Instruction —
Reproduce the entries from the first line through the line containing "912, 377, 991]", swapping "Quiz" for "Survey" and keeping everything else the same.

(Element box records)
+===+
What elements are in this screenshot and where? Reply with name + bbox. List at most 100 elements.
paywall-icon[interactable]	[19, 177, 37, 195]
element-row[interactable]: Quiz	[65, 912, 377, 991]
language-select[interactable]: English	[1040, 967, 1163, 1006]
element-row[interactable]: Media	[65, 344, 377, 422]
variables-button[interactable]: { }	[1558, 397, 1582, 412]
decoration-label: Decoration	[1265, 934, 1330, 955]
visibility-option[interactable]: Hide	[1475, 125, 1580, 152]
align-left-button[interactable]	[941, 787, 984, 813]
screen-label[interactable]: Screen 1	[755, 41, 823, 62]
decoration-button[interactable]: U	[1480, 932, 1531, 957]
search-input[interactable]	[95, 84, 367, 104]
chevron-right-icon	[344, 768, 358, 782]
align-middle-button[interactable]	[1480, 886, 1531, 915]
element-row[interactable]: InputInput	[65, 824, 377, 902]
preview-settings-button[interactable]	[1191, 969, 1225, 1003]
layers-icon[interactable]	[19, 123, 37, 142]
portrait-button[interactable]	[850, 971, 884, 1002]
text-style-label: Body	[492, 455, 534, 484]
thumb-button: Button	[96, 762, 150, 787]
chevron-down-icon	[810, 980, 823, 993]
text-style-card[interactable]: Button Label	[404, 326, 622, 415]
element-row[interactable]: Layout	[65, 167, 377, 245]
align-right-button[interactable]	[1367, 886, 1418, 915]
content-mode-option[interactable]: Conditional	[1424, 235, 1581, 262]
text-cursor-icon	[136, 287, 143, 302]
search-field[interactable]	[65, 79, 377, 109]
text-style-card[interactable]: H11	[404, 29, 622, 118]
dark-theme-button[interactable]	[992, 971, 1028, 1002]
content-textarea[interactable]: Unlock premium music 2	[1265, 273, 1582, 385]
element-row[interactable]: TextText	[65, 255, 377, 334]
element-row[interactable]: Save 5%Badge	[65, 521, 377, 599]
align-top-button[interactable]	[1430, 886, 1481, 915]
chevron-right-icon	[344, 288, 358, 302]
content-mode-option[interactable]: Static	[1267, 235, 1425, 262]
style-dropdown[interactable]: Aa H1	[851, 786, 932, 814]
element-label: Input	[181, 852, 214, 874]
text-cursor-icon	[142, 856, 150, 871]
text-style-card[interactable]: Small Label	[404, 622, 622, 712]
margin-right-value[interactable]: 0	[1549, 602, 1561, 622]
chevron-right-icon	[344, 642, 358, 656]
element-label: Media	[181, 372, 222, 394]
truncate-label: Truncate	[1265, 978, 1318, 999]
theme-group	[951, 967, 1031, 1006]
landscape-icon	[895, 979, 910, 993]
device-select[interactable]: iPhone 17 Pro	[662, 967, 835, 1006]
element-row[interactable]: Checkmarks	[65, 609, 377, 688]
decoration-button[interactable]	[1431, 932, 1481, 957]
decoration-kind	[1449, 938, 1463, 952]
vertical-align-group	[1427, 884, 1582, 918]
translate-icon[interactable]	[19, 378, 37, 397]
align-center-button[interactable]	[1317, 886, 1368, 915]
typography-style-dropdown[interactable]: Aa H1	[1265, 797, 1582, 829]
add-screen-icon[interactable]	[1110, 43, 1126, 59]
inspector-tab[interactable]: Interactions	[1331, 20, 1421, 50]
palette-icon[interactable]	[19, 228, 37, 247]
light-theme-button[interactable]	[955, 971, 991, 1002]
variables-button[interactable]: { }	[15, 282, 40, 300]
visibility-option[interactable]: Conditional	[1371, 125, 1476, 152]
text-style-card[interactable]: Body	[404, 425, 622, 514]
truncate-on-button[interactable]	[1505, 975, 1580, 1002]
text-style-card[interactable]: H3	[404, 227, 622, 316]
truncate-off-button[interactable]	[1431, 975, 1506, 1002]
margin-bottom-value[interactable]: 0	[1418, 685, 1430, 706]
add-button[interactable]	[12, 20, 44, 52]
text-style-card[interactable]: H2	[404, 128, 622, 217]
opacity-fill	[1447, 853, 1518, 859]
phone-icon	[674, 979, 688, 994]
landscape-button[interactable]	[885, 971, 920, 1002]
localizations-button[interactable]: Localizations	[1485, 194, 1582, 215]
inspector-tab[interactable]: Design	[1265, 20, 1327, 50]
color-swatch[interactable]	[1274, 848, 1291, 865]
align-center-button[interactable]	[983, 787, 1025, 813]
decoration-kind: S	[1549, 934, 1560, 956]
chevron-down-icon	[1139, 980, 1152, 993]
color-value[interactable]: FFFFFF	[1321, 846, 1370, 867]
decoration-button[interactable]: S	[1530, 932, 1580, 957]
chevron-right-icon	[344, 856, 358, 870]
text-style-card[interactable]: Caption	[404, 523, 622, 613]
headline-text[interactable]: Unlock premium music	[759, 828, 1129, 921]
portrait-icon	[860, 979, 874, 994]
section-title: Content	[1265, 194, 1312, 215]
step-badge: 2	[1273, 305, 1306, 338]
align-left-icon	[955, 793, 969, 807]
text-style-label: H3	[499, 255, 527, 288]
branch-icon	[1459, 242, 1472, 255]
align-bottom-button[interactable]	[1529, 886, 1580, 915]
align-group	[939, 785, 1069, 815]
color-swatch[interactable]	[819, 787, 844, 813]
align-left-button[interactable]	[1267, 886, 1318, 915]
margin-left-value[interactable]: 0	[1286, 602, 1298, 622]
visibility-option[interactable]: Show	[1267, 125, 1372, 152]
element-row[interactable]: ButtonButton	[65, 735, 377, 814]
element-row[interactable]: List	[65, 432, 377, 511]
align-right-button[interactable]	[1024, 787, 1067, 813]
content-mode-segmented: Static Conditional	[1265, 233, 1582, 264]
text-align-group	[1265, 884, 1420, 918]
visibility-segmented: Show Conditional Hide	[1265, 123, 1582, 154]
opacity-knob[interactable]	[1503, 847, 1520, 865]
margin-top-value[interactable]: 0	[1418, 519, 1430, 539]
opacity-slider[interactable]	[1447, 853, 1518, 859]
+===+
Result of this task —
What elements are in this screenshot and where? Reply with name + bbox. List at most 100 elements.
paywall-icon[interactable]	[19, 177, 37, 195]
element-row[interactable]: Survey	[65, 912, 377, 991]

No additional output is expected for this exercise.